Description of the task:
Go through the listing below and list every line with "提倡节俭".

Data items
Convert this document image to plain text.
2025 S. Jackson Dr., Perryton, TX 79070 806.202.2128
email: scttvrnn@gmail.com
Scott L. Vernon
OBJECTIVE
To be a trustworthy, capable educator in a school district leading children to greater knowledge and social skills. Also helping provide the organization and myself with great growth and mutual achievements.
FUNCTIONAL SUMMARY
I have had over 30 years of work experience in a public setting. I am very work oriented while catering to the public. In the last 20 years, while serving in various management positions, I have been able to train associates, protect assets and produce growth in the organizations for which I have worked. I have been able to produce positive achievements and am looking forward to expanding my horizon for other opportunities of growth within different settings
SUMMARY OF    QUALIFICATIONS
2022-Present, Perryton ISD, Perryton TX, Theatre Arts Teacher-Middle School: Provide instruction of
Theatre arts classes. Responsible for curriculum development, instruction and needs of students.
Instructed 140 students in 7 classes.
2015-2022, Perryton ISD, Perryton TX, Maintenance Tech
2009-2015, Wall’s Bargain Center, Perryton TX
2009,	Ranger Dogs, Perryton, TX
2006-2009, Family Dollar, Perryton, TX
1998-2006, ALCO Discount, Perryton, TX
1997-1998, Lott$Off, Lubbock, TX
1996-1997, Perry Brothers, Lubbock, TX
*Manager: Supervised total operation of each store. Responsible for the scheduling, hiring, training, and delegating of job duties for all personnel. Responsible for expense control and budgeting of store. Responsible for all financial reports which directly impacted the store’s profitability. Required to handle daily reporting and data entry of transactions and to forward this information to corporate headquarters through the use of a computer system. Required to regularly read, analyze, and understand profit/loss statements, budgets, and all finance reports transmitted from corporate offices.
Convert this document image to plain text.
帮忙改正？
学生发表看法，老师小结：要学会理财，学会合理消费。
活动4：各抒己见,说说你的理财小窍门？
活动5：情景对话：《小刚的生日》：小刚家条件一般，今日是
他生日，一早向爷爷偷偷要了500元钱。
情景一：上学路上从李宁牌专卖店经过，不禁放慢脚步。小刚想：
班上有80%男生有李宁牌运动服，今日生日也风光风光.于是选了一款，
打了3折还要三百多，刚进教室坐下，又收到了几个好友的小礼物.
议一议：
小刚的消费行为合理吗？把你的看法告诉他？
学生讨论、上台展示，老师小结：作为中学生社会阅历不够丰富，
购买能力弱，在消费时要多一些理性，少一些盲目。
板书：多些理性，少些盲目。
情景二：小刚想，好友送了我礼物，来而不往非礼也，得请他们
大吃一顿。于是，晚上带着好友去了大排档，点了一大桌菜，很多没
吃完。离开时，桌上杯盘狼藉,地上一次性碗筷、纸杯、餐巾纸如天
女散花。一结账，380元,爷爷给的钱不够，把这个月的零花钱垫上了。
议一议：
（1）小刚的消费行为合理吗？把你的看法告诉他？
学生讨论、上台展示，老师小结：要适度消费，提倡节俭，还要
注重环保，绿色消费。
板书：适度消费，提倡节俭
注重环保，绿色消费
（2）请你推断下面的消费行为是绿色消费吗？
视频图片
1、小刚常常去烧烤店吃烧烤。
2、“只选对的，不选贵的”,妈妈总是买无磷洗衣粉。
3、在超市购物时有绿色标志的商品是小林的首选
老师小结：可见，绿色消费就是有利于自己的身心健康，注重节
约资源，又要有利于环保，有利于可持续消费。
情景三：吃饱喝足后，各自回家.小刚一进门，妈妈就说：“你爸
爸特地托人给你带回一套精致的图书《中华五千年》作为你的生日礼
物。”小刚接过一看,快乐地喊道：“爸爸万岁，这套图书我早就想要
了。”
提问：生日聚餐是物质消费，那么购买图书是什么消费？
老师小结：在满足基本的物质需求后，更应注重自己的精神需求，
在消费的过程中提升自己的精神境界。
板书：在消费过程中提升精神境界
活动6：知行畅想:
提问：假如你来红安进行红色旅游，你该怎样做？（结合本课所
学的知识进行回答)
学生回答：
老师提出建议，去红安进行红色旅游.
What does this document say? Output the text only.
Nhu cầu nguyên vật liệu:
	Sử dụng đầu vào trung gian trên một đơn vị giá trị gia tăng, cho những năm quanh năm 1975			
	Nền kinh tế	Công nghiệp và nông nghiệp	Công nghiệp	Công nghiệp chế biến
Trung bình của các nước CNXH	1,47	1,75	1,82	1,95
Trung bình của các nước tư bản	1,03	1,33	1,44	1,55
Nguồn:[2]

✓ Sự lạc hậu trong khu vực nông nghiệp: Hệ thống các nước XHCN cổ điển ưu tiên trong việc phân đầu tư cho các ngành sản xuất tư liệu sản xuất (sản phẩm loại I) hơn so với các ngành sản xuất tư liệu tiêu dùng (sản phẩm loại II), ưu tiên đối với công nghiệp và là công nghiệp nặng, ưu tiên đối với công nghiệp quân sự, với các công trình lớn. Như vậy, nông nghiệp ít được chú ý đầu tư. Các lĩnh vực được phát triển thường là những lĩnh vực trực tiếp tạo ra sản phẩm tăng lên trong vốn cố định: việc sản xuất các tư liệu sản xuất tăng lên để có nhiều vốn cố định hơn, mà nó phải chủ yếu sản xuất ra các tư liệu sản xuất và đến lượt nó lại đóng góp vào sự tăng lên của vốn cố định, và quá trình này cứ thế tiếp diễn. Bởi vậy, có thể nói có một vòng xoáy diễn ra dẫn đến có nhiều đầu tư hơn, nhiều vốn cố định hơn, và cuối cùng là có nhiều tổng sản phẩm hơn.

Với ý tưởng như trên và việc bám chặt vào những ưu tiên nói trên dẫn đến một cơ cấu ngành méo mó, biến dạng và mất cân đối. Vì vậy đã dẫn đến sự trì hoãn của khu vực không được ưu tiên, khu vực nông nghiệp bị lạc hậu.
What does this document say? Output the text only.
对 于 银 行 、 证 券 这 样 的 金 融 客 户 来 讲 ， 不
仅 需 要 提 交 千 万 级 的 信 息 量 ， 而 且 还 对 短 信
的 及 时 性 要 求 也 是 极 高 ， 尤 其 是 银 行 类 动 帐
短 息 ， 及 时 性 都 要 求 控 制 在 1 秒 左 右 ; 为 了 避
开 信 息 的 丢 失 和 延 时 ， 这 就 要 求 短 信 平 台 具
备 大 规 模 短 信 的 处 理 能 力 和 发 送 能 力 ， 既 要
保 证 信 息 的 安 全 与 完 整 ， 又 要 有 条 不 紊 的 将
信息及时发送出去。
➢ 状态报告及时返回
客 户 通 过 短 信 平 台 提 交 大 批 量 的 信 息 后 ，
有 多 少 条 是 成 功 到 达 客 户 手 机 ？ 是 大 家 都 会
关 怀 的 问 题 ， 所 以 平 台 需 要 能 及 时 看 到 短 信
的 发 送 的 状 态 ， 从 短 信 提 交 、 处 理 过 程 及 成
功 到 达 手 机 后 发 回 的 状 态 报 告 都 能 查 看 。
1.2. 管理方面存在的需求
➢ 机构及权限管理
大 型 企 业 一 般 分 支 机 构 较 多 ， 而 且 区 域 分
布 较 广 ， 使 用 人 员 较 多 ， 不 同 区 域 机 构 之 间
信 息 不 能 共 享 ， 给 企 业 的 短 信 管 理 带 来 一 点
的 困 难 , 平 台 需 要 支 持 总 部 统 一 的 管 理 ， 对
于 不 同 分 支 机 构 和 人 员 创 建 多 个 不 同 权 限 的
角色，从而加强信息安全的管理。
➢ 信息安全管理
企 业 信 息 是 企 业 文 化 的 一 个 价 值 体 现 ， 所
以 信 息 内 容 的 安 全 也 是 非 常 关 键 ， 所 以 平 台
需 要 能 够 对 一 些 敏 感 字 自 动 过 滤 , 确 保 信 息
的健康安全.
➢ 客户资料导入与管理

Reply:
学生讨论、上台展示，老师小结：要适度消费，提倡节俭，还要
板书：适度消费，提倡节俭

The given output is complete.